=== Listing ===

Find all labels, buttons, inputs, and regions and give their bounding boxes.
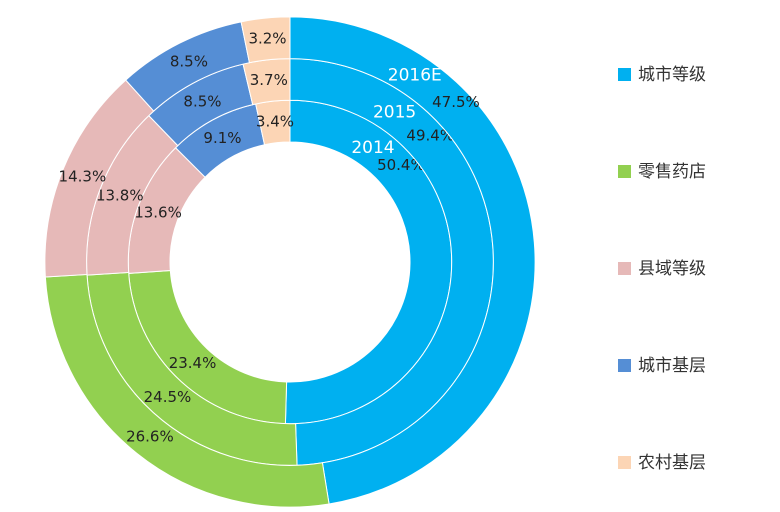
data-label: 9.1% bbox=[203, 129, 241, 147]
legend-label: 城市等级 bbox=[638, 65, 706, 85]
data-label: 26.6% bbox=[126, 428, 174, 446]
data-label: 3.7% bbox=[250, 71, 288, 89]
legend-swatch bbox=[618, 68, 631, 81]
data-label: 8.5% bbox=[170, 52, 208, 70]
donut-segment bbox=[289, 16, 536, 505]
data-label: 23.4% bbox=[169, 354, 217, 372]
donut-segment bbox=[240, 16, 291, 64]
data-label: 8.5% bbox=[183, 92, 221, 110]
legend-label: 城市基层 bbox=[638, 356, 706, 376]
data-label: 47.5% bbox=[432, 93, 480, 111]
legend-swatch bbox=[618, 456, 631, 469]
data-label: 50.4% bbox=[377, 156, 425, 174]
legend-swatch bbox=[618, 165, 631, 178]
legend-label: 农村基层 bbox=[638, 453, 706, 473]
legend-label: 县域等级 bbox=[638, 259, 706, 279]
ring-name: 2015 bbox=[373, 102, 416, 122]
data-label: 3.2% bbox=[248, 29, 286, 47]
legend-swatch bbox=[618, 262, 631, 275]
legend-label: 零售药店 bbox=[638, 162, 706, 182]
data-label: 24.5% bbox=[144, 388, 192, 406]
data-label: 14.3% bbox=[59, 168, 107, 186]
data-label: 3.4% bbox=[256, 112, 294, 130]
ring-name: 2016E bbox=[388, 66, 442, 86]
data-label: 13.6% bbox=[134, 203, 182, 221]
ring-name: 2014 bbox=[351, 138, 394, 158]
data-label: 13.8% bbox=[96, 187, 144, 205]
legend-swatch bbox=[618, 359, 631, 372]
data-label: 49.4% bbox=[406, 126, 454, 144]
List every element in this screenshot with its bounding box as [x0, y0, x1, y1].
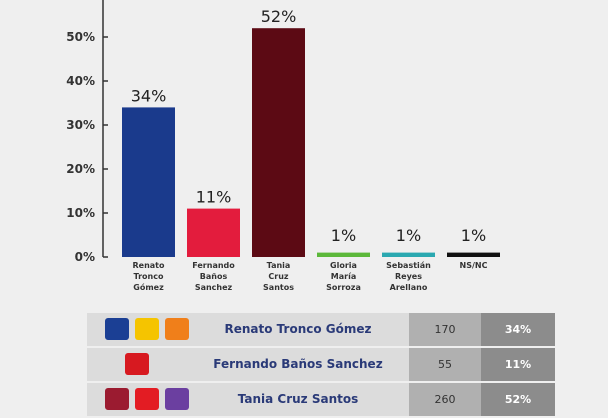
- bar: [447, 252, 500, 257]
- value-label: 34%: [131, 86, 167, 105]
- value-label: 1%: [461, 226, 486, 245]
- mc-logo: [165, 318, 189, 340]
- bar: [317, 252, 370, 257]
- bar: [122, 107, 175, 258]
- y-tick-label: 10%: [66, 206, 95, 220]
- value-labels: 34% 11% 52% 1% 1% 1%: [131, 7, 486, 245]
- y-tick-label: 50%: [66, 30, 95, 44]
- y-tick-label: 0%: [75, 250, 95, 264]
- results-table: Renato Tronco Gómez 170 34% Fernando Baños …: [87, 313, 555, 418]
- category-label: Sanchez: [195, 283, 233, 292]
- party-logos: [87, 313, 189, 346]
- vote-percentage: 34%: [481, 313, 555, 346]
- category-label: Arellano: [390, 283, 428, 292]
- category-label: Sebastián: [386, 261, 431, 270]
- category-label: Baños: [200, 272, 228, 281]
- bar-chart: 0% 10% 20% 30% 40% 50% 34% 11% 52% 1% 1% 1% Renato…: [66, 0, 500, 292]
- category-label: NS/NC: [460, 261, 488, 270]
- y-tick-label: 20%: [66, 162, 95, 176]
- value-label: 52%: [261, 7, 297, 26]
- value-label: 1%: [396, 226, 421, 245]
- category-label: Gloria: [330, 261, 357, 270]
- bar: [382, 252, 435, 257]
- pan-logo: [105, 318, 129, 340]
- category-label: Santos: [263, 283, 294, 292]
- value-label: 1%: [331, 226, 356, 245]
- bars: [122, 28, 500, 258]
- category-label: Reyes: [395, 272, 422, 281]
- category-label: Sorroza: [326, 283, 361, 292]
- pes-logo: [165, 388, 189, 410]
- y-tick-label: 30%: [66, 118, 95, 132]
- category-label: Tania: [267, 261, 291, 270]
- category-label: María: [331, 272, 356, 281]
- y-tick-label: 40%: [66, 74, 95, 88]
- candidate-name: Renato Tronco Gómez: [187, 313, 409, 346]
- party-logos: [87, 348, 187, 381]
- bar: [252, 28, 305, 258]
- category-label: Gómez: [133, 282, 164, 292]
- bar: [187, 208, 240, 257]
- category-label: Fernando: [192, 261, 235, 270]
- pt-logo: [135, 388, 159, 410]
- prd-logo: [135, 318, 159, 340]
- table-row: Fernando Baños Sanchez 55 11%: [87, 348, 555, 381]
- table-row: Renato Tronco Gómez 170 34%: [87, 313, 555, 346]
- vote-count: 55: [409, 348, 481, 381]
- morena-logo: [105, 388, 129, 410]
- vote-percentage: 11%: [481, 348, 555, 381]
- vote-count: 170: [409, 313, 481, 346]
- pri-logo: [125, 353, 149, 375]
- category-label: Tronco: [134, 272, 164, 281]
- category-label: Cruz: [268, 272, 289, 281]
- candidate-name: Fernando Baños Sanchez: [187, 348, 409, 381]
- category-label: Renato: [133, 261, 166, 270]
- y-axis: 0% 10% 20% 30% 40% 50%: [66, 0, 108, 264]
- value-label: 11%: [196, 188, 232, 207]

===

Copy all the entries above with "donut-segment" changed to "ring-segment" everywhere it appears and everything else kept the same. Leave the pictures out.

#### Output below:
Find all labels, buttons, inputs, and regions and give their bounding boxes.
data-label: 9.1% bbox=[203, 129, 241, 147]
legend-label: 城市等级 bbox=[638, 65, 706, 85]
data-label: 26.6% bbox=[126, 428, 174, 446]
data-label: 3.7% bbox=[250, 71, 288, 89]
legend-swatch bbox=[618, 68, 631, 81]
data-label: 8.5% bbox=[170, 52, 208, 70]
ring-segment bbox=[289, 16, 536, 505]
data-label: 23.4% bbox=[169, 354, 217, 372]
ring-segment bbox=[240, 16, 291, 64]
data-label: 8.5% bbox=[183, 92, 221, 110]
legend-label: 城市基层 bbox=[638, 356, 706, 376]
data-label: 47.5% bbox=[432, 93, 480, 111]
legend-swatch bbox=[618, 456, 631, 469]
data-label: 50.4% bbox=[377, 156, 425, 174]
legend-swatch bbox=[618, 165, 631, 178]
legend-label: 农村基层 bbox=[638, 453, 706, 473]
legend-label: 县域等级 bbox=[638, 259, 706, 279]
ring-name: 2015 bbox=[373, 102, 416, 122]
data-label: 3.2% bbox=[248, 29, 286, 47]
legend-swatch bbox=[618, 262, 631, 275]
legend-label: 零售药店 bbox=[638, 162, 706, 182]
data-label: 24.5% bbox=[144, 388, 192, 406]
data-label: 14.3% bbox=[59, 168, 107, 186]
data-label: 3.4% bbox=[256, 112, 294, 130]
ring-name: 2016E bbox=[388, 66, 442, 86]
data-label: 13.6% bbox=[134, 203, 182, 221]
ring-name: 2014 bbox=[351, 138, 394, 158]
data-label: 13.8% bbox=[96, 187, 144, 205]
legend-swatch bbox=[618, 359, 631, 372]
data-label: 49.4% bbox=[406, 126, 454, 144]
List every element in this screenshot with its bounding box as [x0, y0, x1, y1].
- bar: [447, 252, 500, 257]
- value-label: 34%: [131, 86, 167, 105]
- value-label: 1%: [461, 226, 486, 245]
- mc-logo: [165, 318, 189, 340]
- bar: [317, 252, 370, 257]
- bar: [122, 107, 175, 258]
- y-tick-label: 10%: [66, 206, 95, 220]
- value-labels: 34% 11% 52% 1% 1% 1%: [131, 7, 486, 245]
- y-tick-label: 50%: [66, 30, 95, 44]
- y-tick-label: 0%: [75, 250, 95, 264]
- results-table: Renato Tronco Gómez 170 34% Fernando Baños …: [87, 313, 555, 418]
- category-label: Sanchez: [195, 283, 233, 292]
- party-logos: [87, 313, 189, 346]
- vote-percentage: 34%: [481, 313, 555, 346]
- category-label: Arellano: [390, 283, 428, 292]
- category-label: Sebastián: [386, 261, 431, 270]
- category-label: Baños: [200, 272, 228, 281]
- bar-chart: 0% 10% 20% 30% 40% 50% 34% 11% 52% 1% 1% 1% Renato…: [66, 0, 500, 292]
- category-label: NS/NC: [460, 261, 488, 270]
- y-tick-label: 20%: [66, 162, 95, 176]
- value-label: 52%: [261, 7, 297, 26]
- value-label: 1%: [396, 226, 421, 245]
- category-label: Gloria: [330, 261, 357, 270]
- bar: [382, 252, 435, 257]
- pan-logo: [105, 318, 129, 340]
- category-label: Santos: [263, 283, 294, 292]
- value-label: 1%: [331, 226, 356, 245]
- bars: [122, 28, 500, 258]
- category-label: Reyes: [395, 272, 422, 281]
- category-label: Sorroza: [326, 283, 361, 292]
- pes-logo: [165, 388, 189, 410]
- y-tick-label: 30%: [66, 118, 95, 132]
- category-label: Tania: [267, 261, 291, 270]
- category-label: María: [331, 272, 356, 281]
- y-tick-label: 40%: [66, 74, 95, 88]
- candidate-name: Renato Tronco Gómez: [187, 313, 409, 346]
- party-logos: [87, 348, 187, 381]
- bar: [252, 28, 305, 258]
- category-label: Gómez: [133, 282, 164, 292]
- bar: [187, 208, 240, 257]
- category-label: Fernando: [192, 261, 235, 270]
- pt-logo: [135, 388, 159, 410]
- prd-logo: [135, 318, 159, 340]
- table-row: Fernando Baños Sanchez 55 11%: [87, 348, 555, 381]
- table-row: Renato Tronco Gómez 170 34%: [87, 313, 555, 346]
- vote-count: 55: [409, 348, 481, 381]
- morena-logo: [105, 388, 129, 410]
- vote-percentage: 11%: [481, 348, 555, 381]
- vote-count: 170: [409, 313, 481, 346]
- pri-logo: [125, 353, 149, 375]
- category-label: Tronco: [134, 272, 164, 281]
- category-label: Cruz: [268, 272, 289, 281]
- candidate-name: Fernando Baños Sanchez: [187, 348, 409, 381]
- category-label: Renato: [133, 261, 166, 270]
- y-axis: 0% 10% 20% 30% 40% 50%: [66, 0, 108, 264]
- value-label: 11%: [196, 188, 232, 207]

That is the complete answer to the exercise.